PROVIDED INFORMATION:
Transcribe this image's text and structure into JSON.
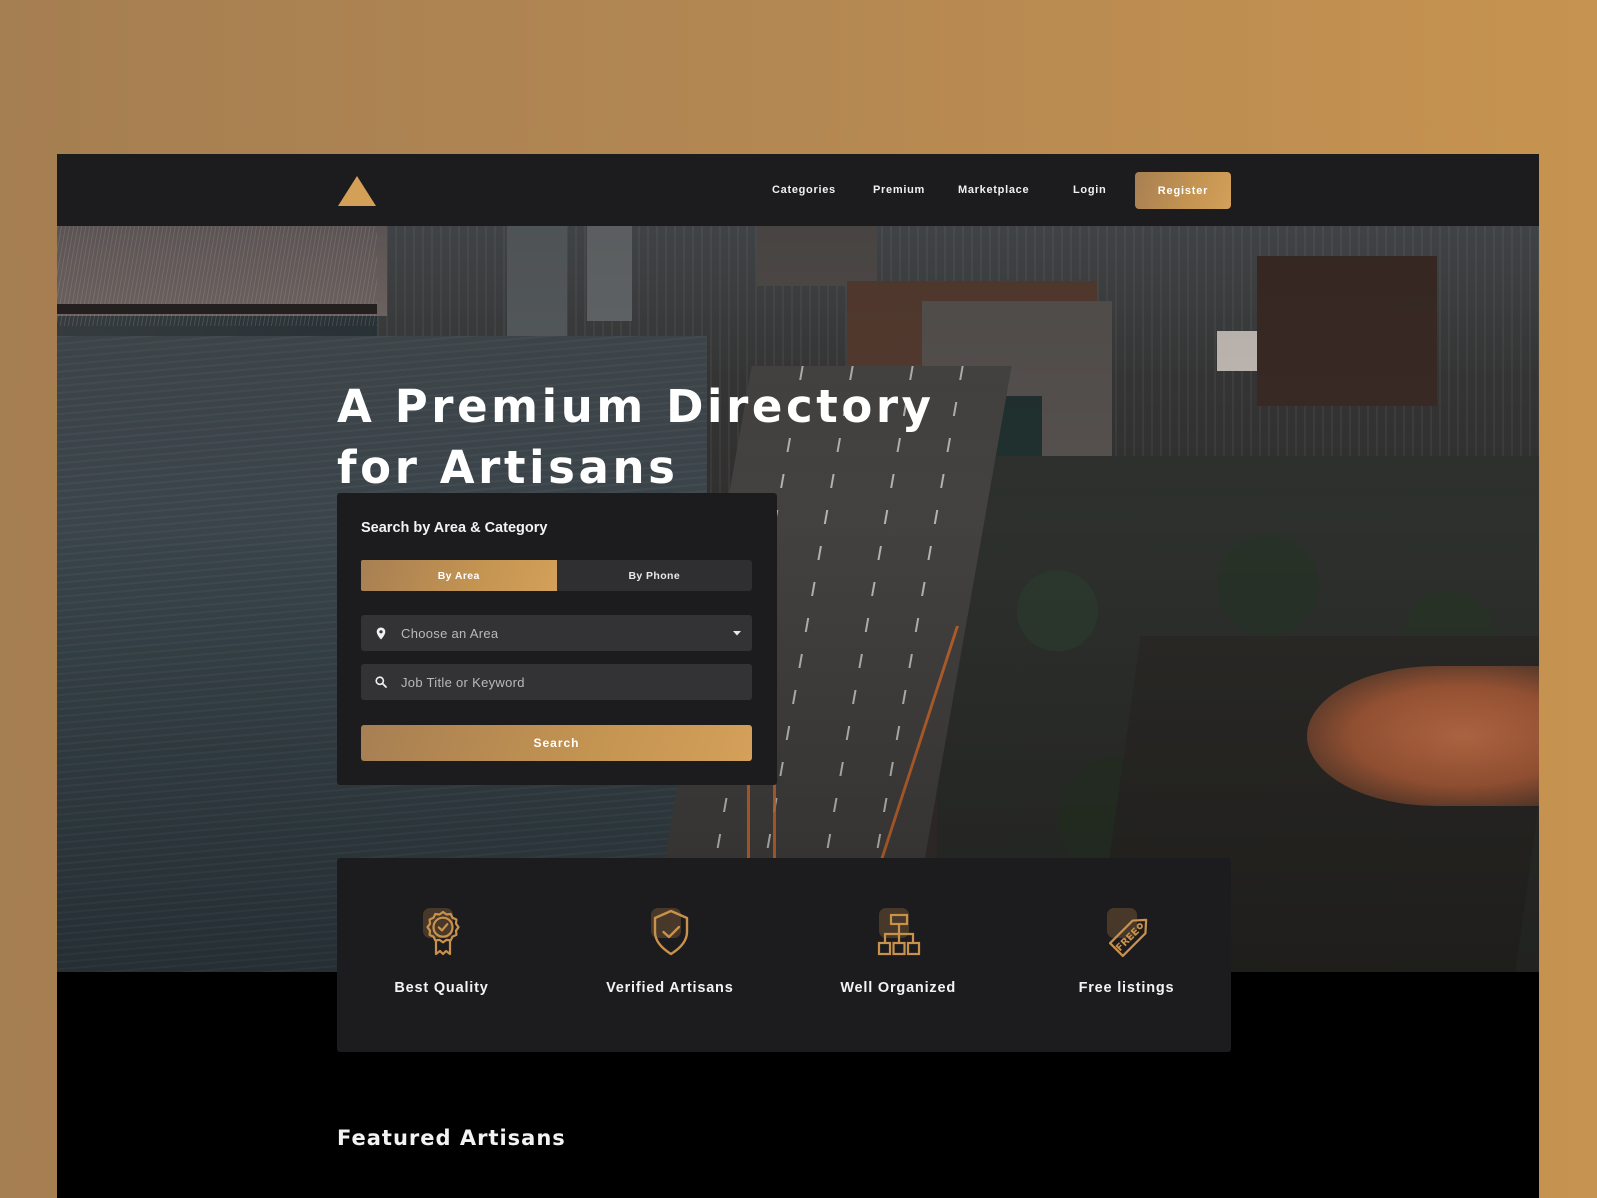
{
  "colors": {
    "accent": "#c49451",
    "accent_dark": "#a77f53",
    "panel": "#1c1c1e",
    "input": "#333335",
    "page_background": "#b48852"
  },
  "navbar": {
    "logo": "triangle-logo-icon",
    "links": [
      {
        "label": "Categories"
      },
      {
        "label": "Premium"
      },
      {
        "label": "Marketplace"
      },
      {
        "label": "Login"
      }
    ],
    "register_label": "Register"
  },
  "hero": {
    "title_line1": "A Premium Directory",
    "title_line2": "for Artisans",
    "background": "aerial-city-highway-photo"
  },
  "search": {
    "title": "Search by Area & Category",
    "tabs": [
      {
        "label": "By Area",
        "active": true
      },
      {
        "label": "By Phone",
        "active": false
      }
    ],
    "area_select": {
      "icon": "map-pin-icon",
      "placeholder": "Choose an Area",
      "value": ""
    },
    "keyword_input": {
      "icon": "search-icon",
      "placeholder": "Job Title or Keyword",
      "value": ""
    },
    "submit_label": "Search"
  },
  "features": [
    {
      "icon": "award-badge-icon",
      "label": "Best Quality"
    },
    {
      "icon": "shield-check-icon",
      "label": "Verified Artisans"
    },
    {
      "icon": "org-chart-icon",
      "label": "Well Organized"
    },
    {
      "icon": "free-tag-icon",
      "label": "Free listings"
    }
  ],
  "featured": {
    "title": "Featured Artisans"
  }
}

THE TASK: Identify each line in the entries with the word "Artisans" and copy it.

EXPECTED OUTPUT:
    "title_line2": "for Artisans",
      "label": "Verified Artisans"
    "title": "Featured Artisans"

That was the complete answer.